**DIRECTIONS FOR THIS TASK:** Extract each line from the entries below that has the string "incorrect" in it.

(Extracted data entries)
╭──

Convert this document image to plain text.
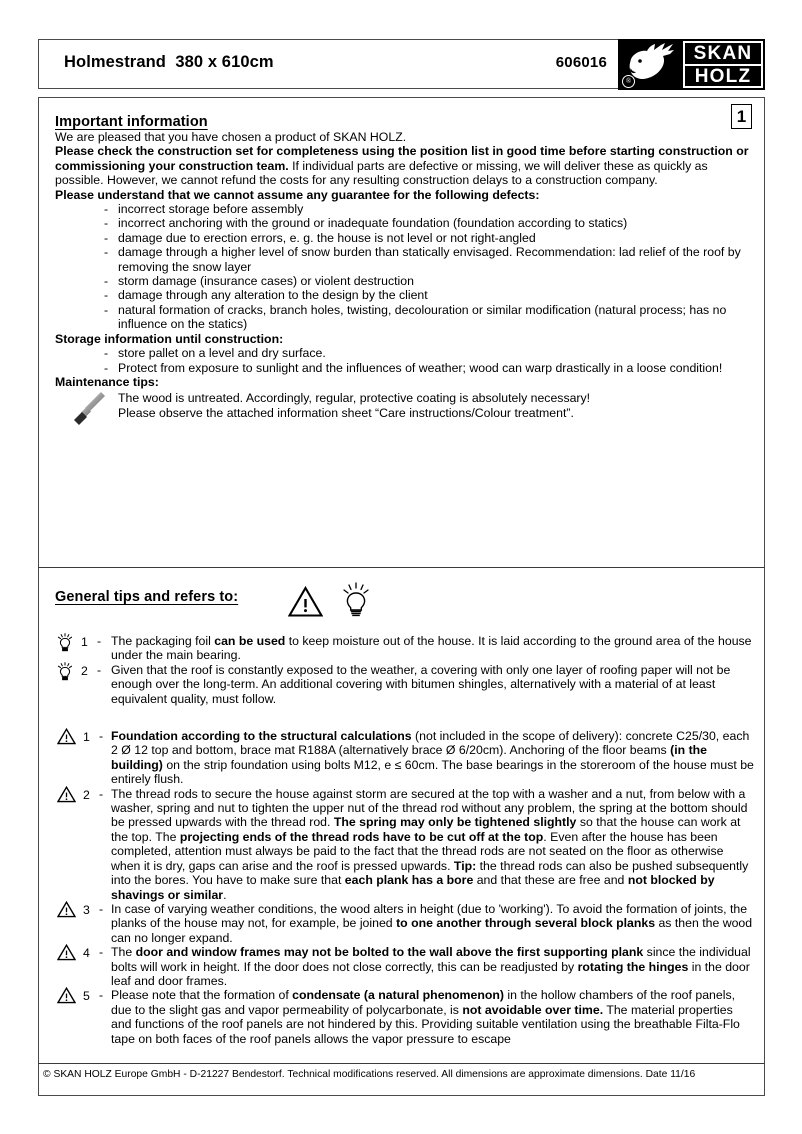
Holmestrand  380 x 610cm	606016
®
SKAN
HOLZ
1
Important information

We are pleased that you have chosen a product of SKAN HOLZ.

Please check the construction set for completeness using the position list in good time before starting construction or commissioning your construction team. If individual parts are defective or missing, we will deliver these as quickly as possible. However, we cannot refund the costs for any resulting construction delays to a construction company.

Please understand that we cannot assume any guarantee for the following defects:

- incorrect storage before assembly
- incorrect anchoring with the ground or inadequate foundation (foundation according to statics)
- damage due to erection errors, e. g. the house is not level or not right-angled
- damage through a higher level of snow burden than statically envisaged. Recommendation: lad relief of the roof by removing the snow layer
- storm damage (insurance cases) or violent destruction
- damage through any alteration to the design by the client
- natural formation of cracks, branch holes, twisting, decolouration or similar modification (natural process; has no influence on the statics)

Storage information until construction:

- store pallet on a level and dry surface.
- Protect from exposure to sunlight and the influences of weather; wood can warp drastically in a loose condition!

Maintenance tips:

The wood is untreated. Accordingly, regular, protective coating is absolutely necessary!
Please observe the attached information sheet “Care instructions/Colour treatment”.
General tips and refers to:
1 - The packaging foil can be used to keep moisture out of the house. It is laid according to the ground area of the house under the main bearing.
2 - Given that the roof is constantly exposed to the weather, a covering with only one layer of roofing paper will not be enough over the long-term. An additional covering with bitumen shingles, alternatively with a material of at least equivalent quality, must follow.
1 - Foundation according to the structural calculations (not included in the scope of delivery): concrete C25/30, each 2 Ø 12 top and bottom, brace mat R188A (alternatively brace Ø 6/20cm). Anchoring of the floor beams (in the building) on the strip foundation using bolts M12, e ≤ 60cm. The base bearings in the storeroom of the house must be entirely flush.
2 - The thread rods to secure the house against storm are secured at the top with a washer and a nut, from below with a washer, spring and nut to tighten the upper nut of the thread rod without any problem, the spring at the bottom should be pressed upwards with the thread rod. The spring may only be tightened slightly so that the house can work at the top. The projecting ends of the thread rods have to be cut off at the top. Even after the house has been completed, attention must always be paid to the fact that the thread rods are not seated on the floor as otherwise when it is dry, gaps can arise and the roof is pressed upwards. Tip: the thread rods can also be pushed subsequently into the bores. You have to make sure that each plank has a bore and that these are free and not blocked by shavings or similar.
3 - In case of varying weather conditions, the wood alters in height (due to 'working'). To avoid the formation of joints, the planks of the house may not, for example, be joined to one another through several block planks as then the wood can no longer expand.
4 - The door and window frames may not be bolted to the wall above the first supporting plank since the individual bolts will work in height. If the door does not close correctly, this can be readjusted by rotating the hinges in the door leaf and door frames.
5 - Please note that the formation of condensate (a natural phenomenon) in the hollow chambers of the roof panels, due to the slight gas and vapor permeability of polycarbonate, is not avoidable over time. The material properties and functions of the roof panels are not hindered by this. Providing suitable ventilation using the breathable Filta-Flo tape on both faces of the roof panels allows the vapor pressure to escape
© SKAN HOLZ Europe GmbH - D-21227 Bendestorf. Technical modifications reserved. All dimensions are approximate dimensions. Date 11/16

╰──

**FULL RESPONSE:**
- incorrect storage before assembly
- incorrect anchoring with the ground or inadequate foundation (foundation according to statics)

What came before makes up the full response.